### [OBJECTIVE]
Omit any picture, and return the remaining data exactly as written.

START

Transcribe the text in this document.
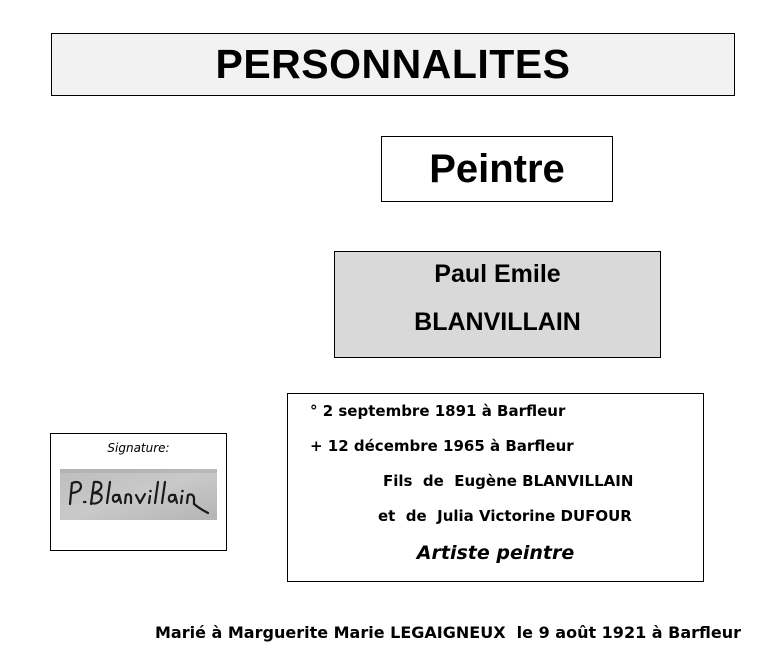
PERSONNALITES
Peintre
Paul Emile
BLANVILLAIN
° 2 septembre 1891 à Barfleur
+ 12 décembre 1965 à Barfleur
Fils  de  Eugène BLANVILLAIN
et  de  Julia Victorine DUFOUR
Artiste peintre
Signature:
Marié à Marguerite Marie LEGAIGNEUX  le 9 août 1921 à Barfleur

END

### [TASK SOLUTION]
Transcribe the text in this document.
PERSONNALITES
Peintre
Paul Emile
BLANVILLAIN
° 2 septembre 1891 à Barfleur
+ 12 décembre 1965 à Barfleur
Fils  de  Eugène BLANVILLAIN
et  de  Julia Victorine DUFOUR
Artiste peintre
Signature:
Marié à Marguerite Marie LEGAIGNEUX  le 9 août 1921 à Barfleur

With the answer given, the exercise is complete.